Go through the records underneath and write each one out again exactly.

··· RECORDS FOR THIS EXERCISE ···

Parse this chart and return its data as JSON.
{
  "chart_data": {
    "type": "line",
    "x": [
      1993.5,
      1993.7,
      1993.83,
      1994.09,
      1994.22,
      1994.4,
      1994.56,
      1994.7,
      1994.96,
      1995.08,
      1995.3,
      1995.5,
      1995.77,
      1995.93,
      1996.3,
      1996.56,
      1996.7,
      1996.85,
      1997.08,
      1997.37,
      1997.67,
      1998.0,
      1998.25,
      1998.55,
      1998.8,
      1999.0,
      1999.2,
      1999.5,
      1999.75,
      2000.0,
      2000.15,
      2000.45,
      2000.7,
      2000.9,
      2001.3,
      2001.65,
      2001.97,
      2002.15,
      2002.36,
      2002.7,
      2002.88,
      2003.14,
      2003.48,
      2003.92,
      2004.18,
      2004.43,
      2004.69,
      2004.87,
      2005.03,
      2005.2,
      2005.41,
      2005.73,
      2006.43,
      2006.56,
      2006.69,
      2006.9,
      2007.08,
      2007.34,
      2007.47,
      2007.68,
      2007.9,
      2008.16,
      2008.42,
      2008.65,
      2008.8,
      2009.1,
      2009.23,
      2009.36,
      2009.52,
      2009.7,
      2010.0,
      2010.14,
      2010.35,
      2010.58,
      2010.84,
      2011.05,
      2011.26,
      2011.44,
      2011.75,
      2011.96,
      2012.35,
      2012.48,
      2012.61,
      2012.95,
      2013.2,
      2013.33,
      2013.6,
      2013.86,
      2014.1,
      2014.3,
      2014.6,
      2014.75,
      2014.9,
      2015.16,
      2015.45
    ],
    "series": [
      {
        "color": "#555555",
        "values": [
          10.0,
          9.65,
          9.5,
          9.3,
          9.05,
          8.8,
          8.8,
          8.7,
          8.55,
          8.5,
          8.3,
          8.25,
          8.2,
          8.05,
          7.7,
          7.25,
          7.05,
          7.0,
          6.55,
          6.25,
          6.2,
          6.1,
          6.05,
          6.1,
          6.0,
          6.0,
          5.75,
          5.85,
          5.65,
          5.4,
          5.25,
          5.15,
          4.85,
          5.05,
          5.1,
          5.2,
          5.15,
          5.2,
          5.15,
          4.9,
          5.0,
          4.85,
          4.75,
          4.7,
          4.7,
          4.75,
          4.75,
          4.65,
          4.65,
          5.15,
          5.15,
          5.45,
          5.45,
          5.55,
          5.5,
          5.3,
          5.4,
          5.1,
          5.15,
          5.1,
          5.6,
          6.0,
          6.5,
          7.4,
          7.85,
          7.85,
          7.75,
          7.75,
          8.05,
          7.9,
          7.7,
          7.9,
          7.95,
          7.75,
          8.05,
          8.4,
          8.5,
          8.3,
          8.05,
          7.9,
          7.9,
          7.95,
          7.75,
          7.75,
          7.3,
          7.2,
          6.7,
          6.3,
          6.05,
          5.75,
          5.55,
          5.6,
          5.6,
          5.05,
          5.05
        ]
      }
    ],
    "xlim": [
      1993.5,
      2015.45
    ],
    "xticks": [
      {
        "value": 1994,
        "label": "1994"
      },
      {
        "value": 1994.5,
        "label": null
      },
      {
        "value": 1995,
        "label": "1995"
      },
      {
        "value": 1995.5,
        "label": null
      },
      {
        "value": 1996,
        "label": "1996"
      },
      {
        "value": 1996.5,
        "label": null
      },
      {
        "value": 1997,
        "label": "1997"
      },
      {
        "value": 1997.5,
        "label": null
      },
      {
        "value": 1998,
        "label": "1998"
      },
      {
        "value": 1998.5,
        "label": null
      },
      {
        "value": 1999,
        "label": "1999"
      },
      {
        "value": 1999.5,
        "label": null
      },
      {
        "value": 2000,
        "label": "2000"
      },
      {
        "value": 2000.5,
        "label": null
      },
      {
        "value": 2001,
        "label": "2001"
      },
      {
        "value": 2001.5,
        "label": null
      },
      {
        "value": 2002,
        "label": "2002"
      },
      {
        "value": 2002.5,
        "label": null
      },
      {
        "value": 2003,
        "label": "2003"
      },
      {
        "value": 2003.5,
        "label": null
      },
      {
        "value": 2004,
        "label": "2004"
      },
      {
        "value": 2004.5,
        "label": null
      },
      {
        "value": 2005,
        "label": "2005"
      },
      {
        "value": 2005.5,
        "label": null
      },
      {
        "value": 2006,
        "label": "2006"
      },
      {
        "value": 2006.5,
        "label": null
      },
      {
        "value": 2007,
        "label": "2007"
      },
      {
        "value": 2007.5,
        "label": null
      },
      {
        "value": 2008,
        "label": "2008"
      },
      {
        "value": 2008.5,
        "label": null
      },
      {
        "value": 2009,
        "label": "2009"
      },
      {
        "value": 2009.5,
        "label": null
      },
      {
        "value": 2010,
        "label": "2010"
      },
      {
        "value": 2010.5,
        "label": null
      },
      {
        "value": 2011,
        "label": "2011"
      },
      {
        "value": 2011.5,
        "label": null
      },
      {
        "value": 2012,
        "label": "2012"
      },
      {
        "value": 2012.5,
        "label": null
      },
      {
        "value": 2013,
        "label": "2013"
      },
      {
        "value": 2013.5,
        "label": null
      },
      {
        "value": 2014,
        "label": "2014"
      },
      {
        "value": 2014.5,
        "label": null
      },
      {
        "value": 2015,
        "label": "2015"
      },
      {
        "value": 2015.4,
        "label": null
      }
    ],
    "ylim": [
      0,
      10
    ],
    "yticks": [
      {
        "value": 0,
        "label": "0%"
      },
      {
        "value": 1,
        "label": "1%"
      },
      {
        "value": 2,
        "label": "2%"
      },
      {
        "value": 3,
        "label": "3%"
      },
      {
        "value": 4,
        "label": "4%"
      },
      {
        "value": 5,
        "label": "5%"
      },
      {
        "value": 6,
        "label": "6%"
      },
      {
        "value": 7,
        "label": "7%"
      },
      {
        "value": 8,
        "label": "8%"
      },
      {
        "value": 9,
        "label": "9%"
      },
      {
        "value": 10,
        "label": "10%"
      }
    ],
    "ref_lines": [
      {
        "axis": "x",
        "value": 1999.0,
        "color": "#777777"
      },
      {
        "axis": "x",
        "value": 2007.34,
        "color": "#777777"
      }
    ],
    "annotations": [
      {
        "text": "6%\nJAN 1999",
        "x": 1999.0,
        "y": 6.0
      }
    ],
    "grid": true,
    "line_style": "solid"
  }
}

···

● **CORRECT RESPONSE**
Parse this chart and return its data as JSON.
{
  "chart_data": {
    "type": "line",
    "x": [
      1993.5,
      1993.7,
      1993.83,
      1994.09,
      1994.22,
      1994.4,
      1994.56,
      1994.7,
      1994.96,
      1995.08,
      1995.3,
      1995.5,
      1995.77,
      1995.93,
      1996.3,
      1996.56,
      1996.7,
      1996.85,
      1997.08,
      1997.37,
      1997.67,
      1998.0,
      1998.25,
      1998.55,
      1998.8,
      1999.0,
      1999.2,
      1999.5,
      1999.75,
      2000.0,
      2000.15,
      2000.45,
      2000.7,
      2000.9,
      2001.3,
      2001.65,
      2001.97,
      2002.15,
      2002.36,
      2002.7,
      2002.88,
      2003.14,
      2003.48,
      2003.92,
      2004.18,
      2004.43,
      2004.69,
      2004.87,
      2005.03,
      2005.2,
      2005.41,
      2005.73,
      2006.43,
      2006.56,
      2006.69,
      2006.9,
      2007.08,
      2007.34,
      2007.47,
      2007.68,
      2007.9,
      2008.16,
      2008.42,
      2008.65,
      2008.8,
      2009.1,
      2009.23,
      2009.36,
      2009.52,
      2009.7,
      2010.0,
      2010.14,
      2010.35,
      2010.58,
      2010.84,
      2011.05,
      2011.26,
      2011.44,
      2011.75,
      2011.96,
      2012.35,
      2012.48,
      2012.61,
      2012.95,
      2013.2,
      2013.33,
      2013.6,
      2013.86,
      2014.1,
      2014.3,
      2014.6,
      2014.75,
      2014.9,
      2015.16,
      2015.45
    ],
    "series": [
      {
        "color": "#555555",
        "values": [
          10.0,
          9.65,
          9.5,
          9.3,
          9.05,
          8.8,
          8.8,
          8.7,
          8.55,
          8.5,
          8.3,
          8.25,
          8.2,
          8.05,
          7.7,
          7.25,
          7.05,
          7.0,
          6.55,
          6.25,
          6.2,
          6.1,
          6.05,
          6.1,
          6.0,
          6.0,
          5.75,
          5.85,
          5.65,
          5.4,
          5.25,
          5.15,
          4.85,
          5.05,
          5.1,
          5.2,
          5.15,
          5.2,
          5.15,
          4.9,
          5.0,
          4.85,
          4.75,
          4.7,
          4.7,
          4.75,
          4.75,
          4.65,
          4.65,
          5.15,
          5.15,
          5.45,
          5.45,
          5.55,
          5.5,
          5.3,
          5.4,
          5.1,
          5.15,
          5.1,
          5.6,
          6.0,
          6.5,
          7.4,
          7.85,
          7.85,
          7.75,
          7.75,
          8.05,
          7.9,
          7.7,
          7.9,
          7.95,
          7.75,
          8.05,
          8.4,
          8.5,
          8.3,
          8.05,
          7.9,
          7.9,
          7.95,
          7.75,
          7.75,
          7.3,
          7.2,
          6.7,
          6.3,
          6.05,
          5.75,
          5.55,
          5.6,
          5.6,
          5.05,
          5.05
        ]
      }
    ],
    "xlim": [
      1993.5,
      2015.45
    ],
    "xticks": [
      {
        "value": 1994,
        "label": "1994"
      },
      {
        "value": 1994.5,
        "label": null
      },
      {
        "value": 1995,
        "label": "1995"
      },
      {
        "value": 1995.5,
        "label": null
      },
      {
        "value": 1996,
        "label": "1996"
      },
      {
        "value": 1996.5,
        "label": null
      },
      {
        "value": 1997,
        "label": "1997"
      },
      {
        "value": 1997.5,
        "label": null
      },
      {
        "value": 1998,
        "label": "1998"
      },
      {
        "value": 1998.5,
        "label": null
      },
      {
        "value": 1999,
        "label": "1999"
      },
      {
        "value": 1999.5,
        "label": null
      },
      {
        "value": 2000,
        "label": "2000"
      },
      {
        "value": 2000.5,
        "label": null
      },
      {
        "value": 2001,
        "label": "2001"
      },
      {
        "value": 2001.5,
        "label": null
      },
      {
        "value": 2002,
        "label": "2002"
      },
      {
        "value": 2002.5,
        "label": null
      },
      {
        "value": 2003,
        "label": "2003"
      },
      {
        "value": 2003.5,
        "label": null
      },
      {
        "value": 2004,
        "label": "2004"
      },
      {
        "value": 2004.5,
        "label": null
      },
      {
        "value": 2005,
        "label": "2005"
      },
      {
        "value": 2005.5,
        "label": null
      },
      {
        "value": 2006,
        "label": "2006"
      },
      {
        "value": 2006.5,
        "label": null
      },
      {
        "value": 2007,
        "label": "2007"
      },
      {
        "value": 2007.5,
        "label": null
      },
      {
        "value": 2008,
        "label": "2008"
      },
      {
        "value": 2008.5,
        "label": null
      },
      {
        "value": 2009,
        "label": "2009"
      },
      {
        "value": 2009.5,
        "label": null
      },
      {
        "value": 2010,
        "label": "2010"
      },
      {
        "value": 2010.5,
        "label": null
      },
      {
        "value": 2011,
        "label": "2011"
      },
      {
        "value": 2011.5,
        "label": null
      },
      {
        "value": 2012,
        "label": "2012"
      },
      {
        "value": 2012.5,
        "label": null
      },
      {
        "value": 2013,
        "label": "2013"
      },
      {
        "value": 2013.5,
        "label": null
      },
      {
        "value": 2014,
        "label": "2014"
      },
      {
        "value": 2014.5,
        "label": null
      },
      {
        "value": 2015,
        "label": "2015"
      },
      {
        "value": 2015.4,
        "label": null
      }
    ],
    "ylim": [
      0,
      10
    ],
    "yticks": [
      {
        "value": 0,
        "label": "0%"
      },
      {
        "value": 1,
        "label": "1%"
      },
      {
        "value": 2,
        "label": "2%"
      },
      {
        "value": 3,
        "label": "3%"
      },
      {
        "value": 4,
        "label": "4%"
      },
      {
        "value": 5,
        "label": "5%"
      },
      {
        "value": 6,
        "label": "6%"
      },
      {
        "value": 7,
        "label": "7%"
      },
      {
        "value": 8,
        "label": "8%"
      },
      {
        "value": 9,
        "label": "9%"
      },
      {
        "value": 10,
        "label": "10%"
      }
    ],
    "ref_lines": [
      {
        "axis": "x",
        "value": 1999.0,
        "color": "#777777"
      },
      {
        "axis": "x",
        "value": 2007.34,
        "color": "#777777"
      }
    ],
    "annotations": [
      {
        "text": "6%\nJAN 1999",
        "x": 1999.0,
        "y": 6.0
      }
    ],
    "grid": true,
    "line_style": "solid"
  }
}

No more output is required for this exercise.